▸ **EXERCISE OBJECTIVE**:
Copy each line exactly.

[Stored items from a collection]

======

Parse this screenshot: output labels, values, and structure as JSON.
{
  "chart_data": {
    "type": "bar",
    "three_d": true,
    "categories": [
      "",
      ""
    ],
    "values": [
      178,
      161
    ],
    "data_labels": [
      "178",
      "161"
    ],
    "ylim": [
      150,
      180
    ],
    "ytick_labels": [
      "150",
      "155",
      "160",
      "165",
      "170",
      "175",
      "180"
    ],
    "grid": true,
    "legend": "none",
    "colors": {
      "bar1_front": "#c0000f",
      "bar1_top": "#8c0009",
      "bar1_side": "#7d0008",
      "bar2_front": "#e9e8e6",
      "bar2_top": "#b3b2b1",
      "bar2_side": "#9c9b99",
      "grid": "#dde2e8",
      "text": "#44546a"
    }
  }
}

======

▸ **FULL RESPONSE**:
Parse this screenshot: output labels, values, and structure as JSON.
{
  "chart_data": {
    "type": "bar",
    "three_d": true,
    "categories": [
      "",
      ""
    ],
    "values": [
      178,
      161
    ],
    "data_labels": [
      "178",
      "161"
    ],
    "ylim": [
      150,
      180
    ],
    "ytick_labels": [
      "150",
      "155",
      "160",
      "165",
      "170",
      "175",
      "180"
    ],
    "grid": true,
    "legend": "none",
    "colors": {
      "bar1_front": "#c0000f",
      "bar1_top": "#8c0009",
      "bar1_side": "#7d0008",
      "bar2_front": "#e9e8e6",
      "bar2_top": "#b3b2b1",
      "bar2_side": "#9c9b99",
      "grid": "#dde2e8",
      "text": "#44546a"
    }
  }
}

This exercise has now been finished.